───── EXTRACTED RECORDS

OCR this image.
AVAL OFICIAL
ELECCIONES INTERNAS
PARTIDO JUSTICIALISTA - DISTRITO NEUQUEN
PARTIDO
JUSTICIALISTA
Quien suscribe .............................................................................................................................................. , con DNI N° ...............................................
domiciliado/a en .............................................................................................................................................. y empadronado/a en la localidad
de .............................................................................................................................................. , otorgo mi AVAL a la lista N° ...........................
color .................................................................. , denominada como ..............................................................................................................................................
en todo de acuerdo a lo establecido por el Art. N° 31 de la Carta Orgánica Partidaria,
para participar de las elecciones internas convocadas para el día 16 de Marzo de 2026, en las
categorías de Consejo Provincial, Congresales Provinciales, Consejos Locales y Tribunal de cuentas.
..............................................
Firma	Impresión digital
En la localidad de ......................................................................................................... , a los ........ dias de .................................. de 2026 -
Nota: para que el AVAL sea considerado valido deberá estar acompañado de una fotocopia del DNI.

──────────
───── EXTRACTED RECORDS

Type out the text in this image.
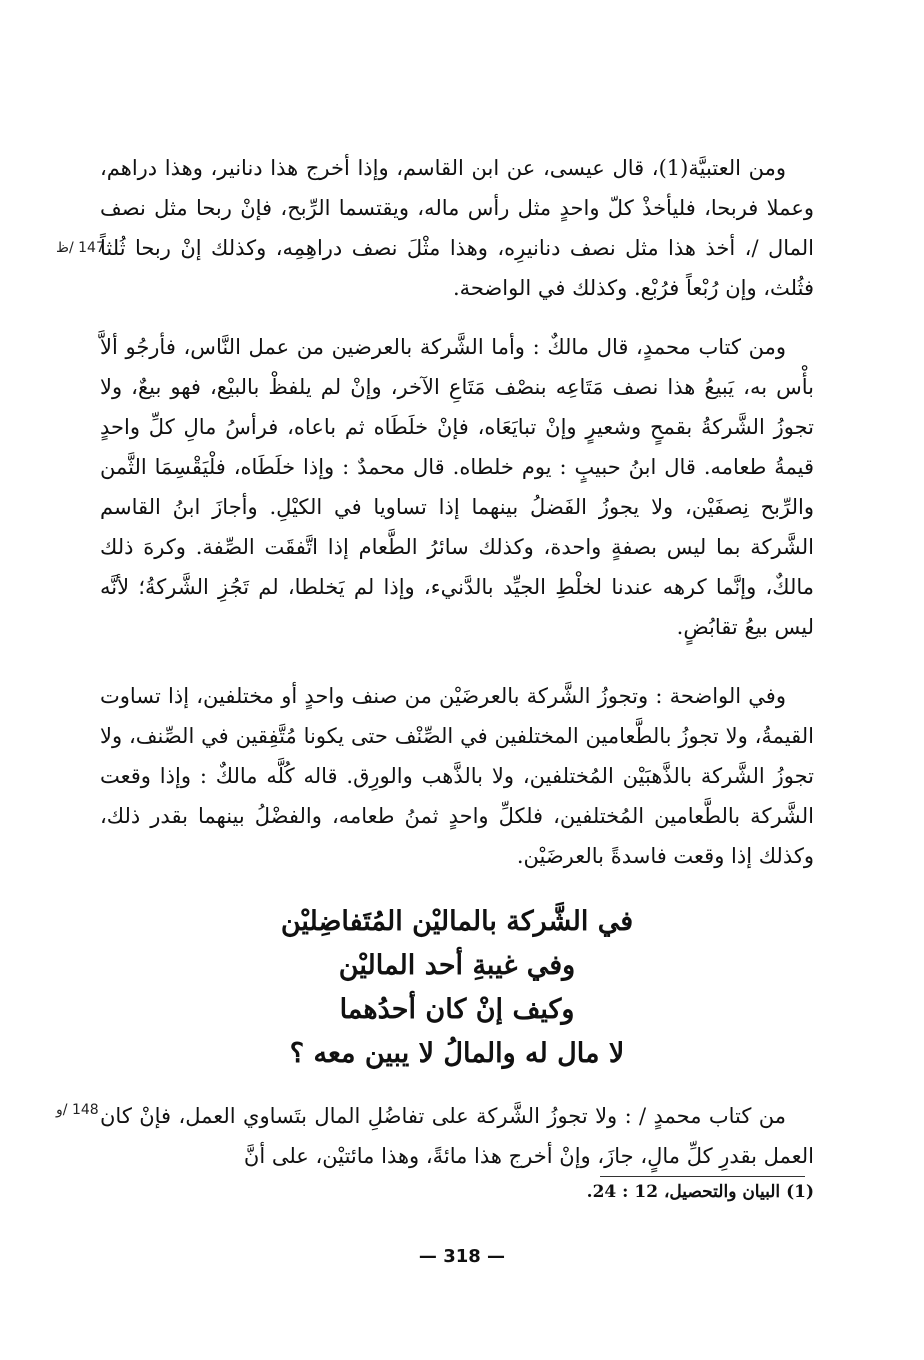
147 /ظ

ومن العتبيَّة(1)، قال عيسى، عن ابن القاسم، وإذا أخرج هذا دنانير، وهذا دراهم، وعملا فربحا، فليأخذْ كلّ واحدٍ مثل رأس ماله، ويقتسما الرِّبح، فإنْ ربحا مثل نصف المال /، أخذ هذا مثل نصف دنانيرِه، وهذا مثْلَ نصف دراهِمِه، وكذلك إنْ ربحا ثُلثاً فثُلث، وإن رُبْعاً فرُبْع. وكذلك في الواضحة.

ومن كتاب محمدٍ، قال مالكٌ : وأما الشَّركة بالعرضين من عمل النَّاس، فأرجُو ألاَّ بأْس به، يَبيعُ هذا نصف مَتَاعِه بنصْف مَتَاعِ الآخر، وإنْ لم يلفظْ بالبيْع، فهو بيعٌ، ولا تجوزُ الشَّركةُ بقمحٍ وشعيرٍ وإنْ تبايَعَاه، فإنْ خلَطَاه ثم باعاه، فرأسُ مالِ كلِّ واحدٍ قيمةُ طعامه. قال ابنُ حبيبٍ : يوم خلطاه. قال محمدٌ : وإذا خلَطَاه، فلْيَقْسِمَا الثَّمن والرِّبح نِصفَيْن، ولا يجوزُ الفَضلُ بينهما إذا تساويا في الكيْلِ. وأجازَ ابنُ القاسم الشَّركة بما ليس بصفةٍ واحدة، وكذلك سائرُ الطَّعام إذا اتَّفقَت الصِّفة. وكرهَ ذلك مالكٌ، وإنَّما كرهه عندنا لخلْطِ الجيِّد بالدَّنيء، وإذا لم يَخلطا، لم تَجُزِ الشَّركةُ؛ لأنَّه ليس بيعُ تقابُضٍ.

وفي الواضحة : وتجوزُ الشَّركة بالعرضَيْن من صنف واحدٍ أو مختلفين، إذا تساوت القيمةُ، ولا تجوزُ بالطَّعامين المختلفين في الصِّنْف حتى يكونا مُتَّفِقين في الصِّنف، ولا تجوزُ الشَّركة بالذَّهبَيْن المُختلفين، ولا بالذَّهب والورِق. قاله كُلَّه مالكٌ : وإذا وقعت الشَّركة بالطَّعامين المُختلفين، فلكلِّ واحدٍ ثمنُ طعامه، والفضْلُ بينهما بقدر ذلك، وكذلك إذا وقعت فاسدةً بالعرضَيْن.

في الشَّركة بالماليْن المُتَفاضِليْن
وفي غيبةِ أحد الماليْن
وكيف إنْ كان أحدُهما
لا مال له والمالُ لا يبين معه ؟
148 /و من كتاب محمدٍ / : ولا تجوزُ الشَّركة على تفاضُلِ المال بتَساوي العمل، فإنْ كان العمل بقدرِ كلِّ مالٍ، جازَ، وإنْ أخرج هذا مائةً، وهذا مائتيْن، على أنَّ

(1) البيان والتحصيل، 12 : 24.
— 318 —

──────────
───── EXTRACTED RECORDS

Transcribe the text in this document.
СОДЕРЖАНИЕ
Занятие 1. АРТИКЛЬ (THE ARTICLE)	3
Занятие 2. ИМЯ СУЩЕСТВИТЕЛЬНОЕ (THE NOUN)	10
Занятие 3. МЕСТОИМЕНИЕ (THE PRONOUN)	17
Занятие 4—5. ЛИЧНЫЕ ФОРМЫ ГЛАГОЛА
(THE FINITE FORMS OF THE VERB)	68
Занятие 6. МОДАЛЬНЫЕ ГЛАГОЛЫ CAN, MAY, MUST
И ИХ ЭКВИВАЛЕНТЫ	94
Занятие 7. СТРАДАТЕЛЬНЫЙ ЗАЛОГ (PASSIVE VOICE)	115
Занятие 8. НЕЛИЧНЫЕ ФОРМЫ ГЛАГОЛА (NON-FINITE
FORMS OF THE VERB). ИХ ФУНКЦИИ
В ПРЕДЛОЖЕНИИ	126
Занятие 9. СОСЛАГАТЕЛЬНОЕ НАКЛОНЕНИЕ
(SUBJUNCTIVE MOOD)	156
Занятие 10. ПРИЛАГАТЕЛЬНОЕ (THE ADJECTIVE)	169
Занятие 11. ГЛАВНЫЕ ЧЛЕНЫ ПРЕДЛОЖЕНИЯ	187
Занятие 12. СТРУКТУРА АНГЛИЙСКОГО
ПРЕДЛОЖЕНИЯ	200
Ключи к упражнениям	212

──────────

Select every line in the records above that contains the word "واحد".

SOLUTION BELOW ->
ومن العتبيَّة(1)، قال عيسى، عن ابن القاسم، وإذا أخرج هذا دنانير، وهذا دراهم، وعملا فربحا، فليأخذْ كلّ واحدٍ مثل رأس ماله، ويقتسما الرِّبح، فإنْ ربحا مثل نصف المال /، أخذ هذا مثل نصف دنانيرِه، وهذا مثْلَ نصف دراهِمِه، وكذلك إنْ ربحا ثُلثاً فثُلث، وإن رُبْعاً فرُبْع. وكذلك في الواضحة.
ومن كتاب محمدٍ، قال مالكٌ : وأما الشَّركة بالعرضين من عمل النَّاس، فأرجُو ألاَّ بأْس به، يَبيعُ هذا نصف مَتَاعِه بنصْف مَتَاعِ الآخر، وإنْ لم يلفظْ بالبيْع، فهو بيعٌ، ولا تجوزُ الشَّركةُ بقمحٍ وشعيرٍ وإنْ تبايَعَاه، فإنْ خلَطَاه ثم باعاه، فرأسُ مالِ كلِّ واحدٍ قيمةُ طعامه. قال ابنُ حبيبٍ : يوم خلطاه. قال محمدٌ : وإذا خلَطَاه، فلْيَقْسِمَا الثَّمن والرِّبح نِصفَيْن، ولا يجوزُ الفَضلُ بينهما إذا تساويا في الكيْلِ. وأجازَ ابنُ القاسم الشَّركة بما ليس بصفةٍ واحدة، وكذلك سائرُ الطَّعام إذا اتَّفقَت الصِّفة. وكرهَ ذلك مالكٌ، وإنَّما كرهه عندنا لخلْطِ الجيِّد بالدَّنيء، وإذا لم يَخلطا، لم تَجُزِ الشَّركةُ؛ لأنَّه ليس بيعُ تقابُضٍ.
وفي الواضحة : وتجوزُ الشَّركة بالعرضَيْن من صنف واحدٍ أو مختلفين، إذا تساوت القيمةُ، ولا تجوزُ بالطَّعامين المختلفين في الصِّنْف حتى يكونا مُتَّفِقين في الصِّنف، ولا تجوزُ الشَّركة بالذَّهبَيْن المُختلفين، ولا بالذَّهب والورِق. قاله كُلَّه مالكٌ : وإذا وقعت الشَّركة بالطَّعامين المُختلفين، فلكلِّ واحدٍ ثمنُ طعامه، والفضْلُ بينهما بقدر ذلك، وكذلك إذا وقعت فاسدةً بالعرضَيْن.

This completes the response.